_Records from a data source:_
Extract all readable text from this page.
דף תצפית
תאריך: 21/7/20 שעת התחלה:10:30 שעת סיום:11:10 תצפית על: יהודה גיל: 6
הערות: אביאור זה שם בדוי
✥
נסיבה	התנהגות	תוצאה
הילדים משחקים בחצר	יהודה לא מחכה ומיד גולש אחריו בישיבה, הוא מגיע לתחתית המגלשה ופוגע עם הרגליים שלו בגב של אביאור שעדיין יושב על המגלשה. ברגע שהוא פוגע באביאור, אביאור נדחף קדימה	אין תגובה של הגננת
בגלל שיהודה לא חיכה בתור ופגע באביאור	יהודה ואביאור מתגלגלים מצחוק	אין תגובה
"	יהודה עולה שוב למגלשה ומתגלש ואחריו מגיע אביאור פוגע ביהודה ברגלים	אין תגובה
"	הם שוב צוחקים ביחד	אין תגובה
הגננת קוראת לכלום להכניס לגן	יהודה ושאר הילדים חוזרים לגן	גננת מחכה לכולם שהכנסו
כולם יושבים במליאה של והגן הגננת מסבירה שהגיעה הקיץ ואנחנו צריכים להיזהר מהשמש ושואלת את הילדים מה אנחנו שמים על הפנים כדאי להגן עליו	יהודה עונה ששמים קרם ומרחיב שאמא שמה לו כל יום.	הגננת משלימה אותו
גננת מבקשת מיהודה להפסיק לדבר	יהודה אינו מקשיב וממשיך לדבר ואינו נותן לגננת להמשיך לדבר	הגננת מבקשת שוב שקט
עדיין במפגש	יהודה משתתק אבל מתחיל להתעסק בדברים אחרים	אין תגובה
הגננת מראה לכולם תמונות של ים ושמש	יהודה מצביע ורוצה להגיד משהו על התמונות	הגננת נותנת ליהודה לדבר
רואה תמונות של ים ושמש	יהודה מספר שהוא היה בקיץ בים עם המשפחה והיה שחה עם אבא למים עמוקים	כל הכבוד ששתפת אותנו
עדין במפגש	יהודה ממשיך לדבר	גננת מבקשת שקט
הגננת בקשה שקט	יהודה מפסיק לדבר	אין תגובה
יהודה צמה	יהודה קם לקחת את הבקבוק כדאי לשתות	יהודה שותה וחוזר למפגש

_EXERCISE DESCRIPTION:_ Find the word "לכולם" in the entries above and gather every line that holds it.

_TASK ANSWER:_
הגננת קוראת לכלום להכניס לגן	יהודה ושאר הילדים חוזרים לגן	גננת מחכה לכולם שהכנסו
הגננת מראה לכולם תמונות של ים ושמש	יהודה מצביע ורוצה להגיד משהו על התמונות	הגננת נותנת ליהודה לדבר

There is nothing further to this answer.